• Information provided
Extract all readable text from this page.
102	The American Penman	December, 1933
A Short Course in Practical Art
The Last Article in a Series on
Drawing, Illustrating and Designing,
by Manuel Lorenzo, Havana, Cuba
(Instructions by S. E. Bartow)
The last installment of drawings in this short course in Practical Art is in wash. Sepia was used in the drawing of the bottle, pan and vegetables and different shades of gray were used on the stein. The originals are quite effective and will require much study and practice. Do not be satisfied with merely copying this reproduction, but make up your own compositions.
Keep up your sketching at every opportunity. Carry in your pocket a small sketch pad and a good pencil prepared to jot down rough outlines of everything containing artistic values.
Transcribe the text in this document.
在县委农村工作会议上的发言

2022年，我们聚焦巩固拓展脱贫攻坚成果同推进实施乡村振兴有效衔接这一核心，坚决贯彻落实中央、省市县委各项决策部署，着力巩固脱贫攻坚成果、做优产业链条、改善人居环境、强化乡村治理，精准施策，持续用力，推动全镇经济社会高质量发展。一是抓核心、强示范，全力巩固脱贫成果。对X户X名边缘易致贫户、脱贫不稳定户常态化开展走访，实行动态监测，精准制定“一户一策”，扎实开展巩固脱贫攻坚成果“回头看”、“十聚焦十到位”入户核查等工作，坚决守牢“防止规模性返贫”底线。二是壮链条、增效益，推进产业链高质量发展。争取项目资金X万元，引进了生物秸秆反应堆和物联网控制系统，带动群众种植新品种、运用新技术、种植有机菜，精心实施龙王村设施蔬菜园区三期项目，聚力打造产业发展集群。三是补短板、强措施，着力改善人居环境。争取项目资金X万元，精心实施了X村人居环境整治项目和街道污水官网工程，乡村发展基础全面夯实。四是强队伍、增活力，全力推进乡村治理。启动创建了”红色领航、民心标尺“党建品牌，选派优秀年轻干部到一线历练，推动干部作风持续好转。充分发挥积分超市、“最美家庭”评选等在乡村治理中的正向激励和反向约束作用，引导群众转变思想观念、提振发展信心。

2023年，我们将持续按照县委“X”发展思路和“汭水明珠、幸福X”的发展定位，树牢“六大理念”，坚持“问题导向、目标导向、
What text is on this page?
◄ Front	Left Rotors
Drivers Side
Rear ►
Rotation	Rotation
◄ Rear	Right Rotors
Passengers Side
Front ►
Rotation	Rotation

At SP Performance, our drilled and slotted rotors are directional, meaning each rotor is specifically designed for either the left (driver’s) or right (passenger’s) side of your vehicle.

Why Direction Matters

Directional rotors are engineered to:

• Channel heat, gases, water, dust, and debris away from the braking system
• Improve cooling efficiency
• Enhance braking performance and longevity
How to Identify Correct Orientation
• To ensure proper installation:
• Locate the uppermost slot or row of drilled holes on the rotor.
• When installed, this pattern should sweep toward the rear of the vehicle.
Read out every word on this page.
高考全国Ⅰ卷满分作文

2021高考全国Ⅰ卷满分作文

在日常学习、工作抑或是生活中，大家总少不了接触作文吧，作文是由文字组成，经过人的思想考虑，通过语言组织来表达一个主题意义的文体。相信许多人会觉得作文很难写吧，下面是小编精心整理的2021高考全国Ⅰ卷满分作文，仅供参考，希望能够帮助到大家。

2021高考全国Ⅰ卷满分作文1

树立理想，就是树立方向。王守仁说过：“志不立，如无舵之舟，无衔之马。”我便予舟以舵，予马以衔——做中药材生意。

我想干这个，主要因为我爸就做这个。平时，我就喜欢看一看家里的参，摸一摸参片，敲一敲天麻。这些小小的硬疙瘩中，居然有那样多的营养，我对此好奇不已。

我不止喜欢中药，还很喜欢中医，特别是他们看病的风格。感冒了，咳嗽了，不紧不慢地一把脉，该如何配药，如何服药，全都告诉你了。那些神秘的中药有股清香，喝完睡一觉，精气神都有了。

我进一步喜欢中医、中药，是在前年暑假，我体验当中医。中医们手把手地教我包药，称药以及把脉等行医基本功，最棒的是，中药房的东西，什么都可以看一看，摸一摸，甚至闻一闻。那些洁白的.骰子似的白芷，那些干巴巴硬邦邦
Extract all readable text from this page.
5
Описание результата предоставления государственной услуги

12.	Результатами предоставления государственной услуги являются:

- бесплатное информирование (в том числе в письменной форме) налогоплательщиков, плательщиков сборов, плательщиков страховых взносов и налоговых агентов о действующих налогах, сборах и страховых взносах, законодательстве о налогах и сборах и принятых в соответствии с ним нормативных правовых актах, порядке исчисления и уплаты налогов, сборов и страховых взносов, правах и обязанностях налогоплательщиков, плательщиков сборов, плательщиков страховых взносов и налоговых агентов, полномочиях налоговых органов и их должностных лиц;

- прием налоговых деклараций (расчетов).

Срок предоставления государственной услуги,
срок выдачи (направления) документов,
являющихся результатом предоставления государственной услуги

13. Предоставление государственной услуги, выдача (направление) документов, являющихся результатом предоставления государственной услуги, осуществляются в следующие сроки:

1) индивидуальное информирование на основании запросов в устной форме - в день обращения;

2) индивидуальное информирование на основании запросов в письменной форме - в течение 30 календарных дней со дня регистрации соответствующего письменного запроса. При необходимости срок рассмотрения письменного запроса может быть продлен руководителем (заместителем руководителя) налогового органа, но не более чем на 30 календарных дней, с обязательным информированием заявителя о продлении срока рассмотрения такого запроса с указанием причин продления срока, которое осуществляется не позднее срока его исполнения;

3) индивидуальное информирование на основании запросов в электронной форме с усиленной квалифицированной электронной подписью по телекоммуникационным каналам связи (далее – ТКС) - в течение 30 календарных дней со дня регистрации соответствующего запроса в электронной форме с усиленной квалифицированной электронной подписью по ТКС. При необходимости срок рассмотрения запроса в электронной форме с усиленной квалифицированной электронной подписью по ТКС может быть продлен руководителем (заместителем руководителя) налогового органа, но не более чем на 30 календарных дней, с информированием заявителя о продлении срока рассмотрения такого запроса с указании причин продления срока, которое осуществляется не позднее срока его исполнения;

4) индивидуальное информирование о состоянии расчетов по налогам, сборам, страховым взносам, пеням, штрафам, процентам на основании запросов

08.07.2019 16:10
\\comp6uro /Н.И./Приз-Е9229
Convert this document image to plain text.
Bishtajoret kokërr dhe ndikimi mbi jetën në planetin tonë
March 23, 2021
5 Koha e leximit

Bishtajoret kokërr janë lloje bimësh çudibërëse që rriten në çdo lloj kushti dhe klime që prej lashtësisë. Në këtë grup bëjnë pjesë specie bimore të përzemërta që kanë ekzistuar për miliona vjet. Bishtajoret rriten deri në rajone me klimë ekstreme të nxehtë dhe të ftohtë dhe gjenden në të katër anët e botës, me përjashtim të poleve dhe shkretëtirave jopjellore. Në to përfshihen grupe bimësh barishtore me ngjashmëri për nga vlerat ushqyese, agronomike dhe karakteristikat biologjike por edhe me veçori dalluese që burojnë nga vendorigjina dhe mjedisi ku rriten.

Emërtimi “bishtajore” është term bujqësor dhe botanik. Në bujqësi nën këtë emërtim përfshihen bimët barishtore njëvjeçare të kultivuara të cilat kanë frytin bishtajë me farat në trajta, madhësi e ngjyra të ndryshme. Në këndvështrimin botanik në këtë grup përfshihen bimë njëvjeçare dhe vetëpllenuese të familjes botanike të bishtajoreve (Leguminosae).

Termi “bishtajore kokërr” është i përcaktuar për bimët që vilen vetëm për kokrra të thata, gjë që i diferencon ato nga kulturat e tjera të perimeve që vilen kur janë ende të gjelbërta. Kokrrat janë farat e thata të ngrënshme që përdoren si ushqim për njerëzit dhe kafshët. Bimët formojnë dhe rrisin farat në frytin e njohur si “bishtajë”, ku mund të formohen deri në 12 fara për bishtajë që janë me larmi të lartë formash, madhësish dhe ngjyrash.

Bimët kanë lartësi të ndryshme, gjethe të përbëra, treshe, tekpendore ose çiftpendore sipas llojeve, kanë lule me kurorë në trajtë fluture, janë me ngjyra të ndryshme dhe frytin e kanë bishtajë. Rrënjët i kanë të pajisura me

• Instructions for the task
Identify and extract each line of the listing that contains "Bishtajoret".

• Task solution
Bishtajoret kokërr dhe ndikimi mbi jetën në planetin tonë
Bishtajoret kokërr janë lloje bimësh çudibërëse që rriten në çdo lloj kushti dhe klime që prej lashtësisë. Në këtë grup bëjnë pjesë specie bimore të përzemërta që kanë ekzistuar për miliona vjet. Bishtajoret rriten deri në rajone me klimë ekstreme të nxehtë dhe të ftohtë dhe gjenden në të katër anët e botës, me përjashtim të poleve dhe shkretëtirave jopjellore. Në to përfshihen grupe bimësh barishtore me ngjashmëri për nga vlerat ushqyese, agronomike dhe karakteristikat biologjike por edhe me veçori dalluese që burojnë nga vendorigjina dhe mjedisi ku rriten.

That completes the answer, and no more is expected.